▶ **GIVEN INSTRUCTION**
Pictures stay out of the copy; set down each line of the listing below exactly.

▶ **INPUT**
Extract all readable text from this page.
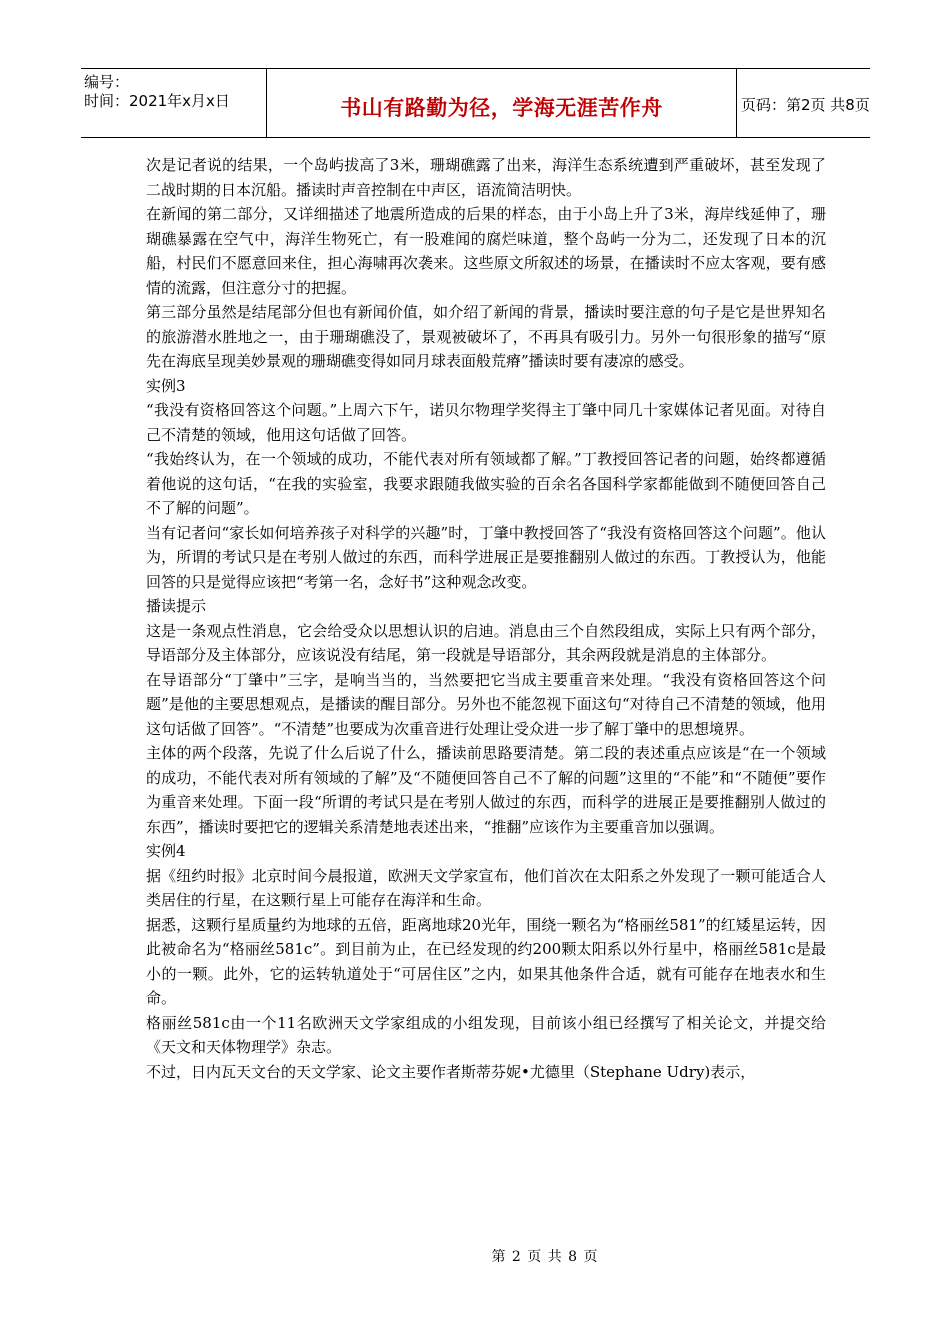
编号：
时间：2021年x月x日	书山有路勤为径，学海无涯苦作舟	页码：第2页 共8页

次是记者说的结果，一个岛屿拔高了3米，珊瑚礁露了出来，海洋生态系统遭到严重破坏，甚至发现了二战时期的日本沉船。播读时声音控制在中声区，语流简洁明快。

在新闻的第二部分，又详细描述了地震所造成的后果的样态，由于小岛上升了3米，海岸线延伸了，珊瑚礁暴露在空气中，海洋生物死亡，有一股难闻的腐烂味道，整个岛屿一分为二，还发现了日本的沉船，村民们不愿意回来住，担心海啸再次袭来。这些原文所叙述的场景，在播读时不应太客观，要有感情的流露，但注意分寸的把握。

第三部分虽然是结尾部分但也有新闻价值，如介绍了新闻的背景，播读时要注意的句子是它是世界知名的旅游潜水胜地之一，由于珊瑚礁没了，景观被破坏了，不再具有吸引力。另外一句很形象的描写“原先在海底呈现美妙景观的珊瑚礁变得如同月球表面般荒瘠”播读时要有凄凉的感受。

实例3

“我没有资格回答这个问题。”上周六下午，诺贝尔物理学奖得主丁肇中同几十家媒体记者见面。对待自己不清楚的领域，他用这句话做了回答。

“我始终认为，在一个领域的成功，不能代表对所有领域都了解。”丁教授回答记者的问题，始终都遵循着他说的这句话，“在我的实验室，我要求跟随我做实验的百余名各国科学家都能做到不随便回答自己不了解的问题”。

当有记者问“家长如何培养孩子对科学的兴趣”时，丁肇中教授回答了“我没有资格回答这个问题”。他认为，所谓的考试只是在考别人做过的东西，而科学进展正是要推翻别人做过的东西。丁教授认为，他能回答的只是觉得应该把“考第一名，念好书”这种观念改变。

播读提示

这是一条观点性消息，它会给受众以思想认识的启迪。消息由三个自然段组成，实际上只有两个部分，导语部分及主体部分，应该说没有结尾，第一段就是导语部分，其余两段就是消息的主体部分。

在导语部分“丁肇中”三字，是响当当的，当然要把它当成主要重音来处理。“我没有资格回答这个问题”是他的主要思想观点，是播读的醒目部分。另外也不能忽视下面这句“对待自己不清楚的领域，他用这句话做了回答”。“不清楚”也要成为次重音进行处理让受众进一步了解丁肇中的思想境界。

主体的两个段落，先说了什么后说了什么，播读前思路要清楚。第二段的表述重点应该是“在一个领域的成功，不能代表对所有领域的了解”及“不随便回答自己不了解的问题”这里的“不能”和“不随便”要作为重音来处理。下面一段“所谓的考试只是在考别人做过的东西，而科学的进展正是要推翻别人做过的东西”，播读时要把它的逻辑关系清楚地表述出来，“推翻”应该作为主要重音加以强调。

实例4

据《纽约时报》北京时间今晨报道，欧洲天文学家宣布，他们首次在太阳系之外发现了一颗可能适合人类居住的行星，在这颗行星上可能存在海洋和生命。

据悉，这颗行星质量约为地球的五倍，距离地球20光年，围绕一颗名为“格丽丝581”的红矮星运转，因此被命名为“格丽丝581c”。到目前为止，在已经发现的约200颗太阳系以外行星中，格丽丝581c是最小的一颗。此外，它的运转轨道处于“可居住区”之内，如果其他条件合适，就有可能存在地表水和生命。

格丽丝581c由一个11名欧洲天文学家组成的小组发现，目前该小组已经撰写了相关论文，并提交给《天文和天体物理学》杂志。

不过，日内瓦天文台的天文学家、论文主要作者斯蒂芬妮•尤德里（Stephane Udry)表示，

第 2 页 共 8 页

▶ **FINISHED ANSWER**
Extract all readable text from this page.
编号：
时间：2021年x月x日	书山有路勤为径，学海无涯苦作舟	页码：第2页 共8页

次是记者说的结果，一个岛屿拔高了3米，珊瑚礁露了出来，海洋生态系统遭到严重破坏，甚至发现了二战时期的日本沉船。播读时声音控制在中声区，语流简洁明快。

在新闻的第二部分，又详细描述了地震所造成的后果的样态，由于小岛上升了3米，海岸线延伸了，珊瑚礁暴露在空气中，海洋生物死亡，有一股难闻的腐烂味道，整个岛屿一分为二，还发现了日本的沉船，村民们不愿意回来住，担心海啸再次袭来。这些原文所叙述的场景，在播读时不应太客观，要有感情的流露，但注意分寸的把握。

第三部分虽然是结尾部分但也有新闻价值，如介绍了新闻的背景，播读时要注意的句子是它是世界知名的旅游潜水胜地之一，由于珊瑚礁没了，景观被破坏了，不再具有吸引力。另外一句很形象的描写“原先在海底呈现美妙景观的珊瑚礁变得如同月球表面般荒瘠”播读时要有凄凉的感受。

实例3

“我没有资格回答这个问题。”上周六下午，诺贝尔物理学奖得主丁肇中同几十家媒体记者见面。对待自己不清楚的领域，他用这句话做了回答。

“我始终认为，在一个领域的成功，不能代表对所有领域都了解。”丁教授回答记者的问题，始终都遵循着他说的这句话，“在我的实验室，我要求跟随我做实验的百余名各国科学家都能做到不随便回答自己不了解的问题”。

当有记者问“家长如何培养孩子对科学的兴趣”时，丁肇中教授回答了“我没有资格回答这个问题”。他认为，所谓的考试只是在考别人做过的东西，而科学进展正是要推翻别人做过的东西。丁教授认为，他能回答的只是觉得应该把“考第一名，念好书”这种观念改变。

播读提示

这是一条观点性消息，它会给受众以思想认识的启迪。消息由三个自然段组成，实际上只有两个部分，导语部分及主体部分，应该说没有结尾，第一段就是导语部分，其余两段就是消息的主体部分。

在导语部分“丁肇中”三字，是响当当的，当然要把它当成主要重音来处理。“我没有资格回答这个问题”是他的主要思想观点，是播读的醒目部分。另外也不能忽视下面这句“对待自己不清楚的领域，他用这句话做了回答”。“不清楚”也要成为次重音进行处理让受众进一步了解丁肇中的思想境界。

主体的两个段落，先说了什么后说了什么，播读前思路要清楚。第二段的表述重点应该是“在一个领域的成功，不能代表对所有领域的了解”及“不随便回答自己不了解的问题”这里的“不能”和“不随便”要作为重音来处理。下面一段“所谓的考试只是在考别人做过的东西，而科学的进展正是要推翻别人做过的东西”，播读时要把它的逻辑关系清楚地表述出来，“推翻”应该作为主要重音加以强调。

实例4

据《纽约时报》北京时间今晨报道，欧洲天文学家宣布，他们首次在太阳系之外发现了一颗可能适合人类居住的行星，在这颗行星上可能存在海洋和生命。

据悉，这颗行星质量约为地球的五倍，距离地球20光年，围绕一颗名为“格丽丝581”的红矮星运转，因此被命名为“格丽丝581c”。到目前为止，在已经发现的约200颗太阳系以外行星中，格丽丝581c是最小的一颗。此外，它的运转轨道处于“可居住区”之内，如果其他条件合适，就有可能存在地表水和生命。

格丽丝581c由一个11名欧洲天文学家组成的小组发现，目前该小组已经撰写了相关论文，并提交给《天文和天体物理学》杂志。

不过，日内瓦天文台的天文学家、论文主要作者斯蒂芬妮•尤德里（Stephane Udry)表示，

第 2 页 共 8 页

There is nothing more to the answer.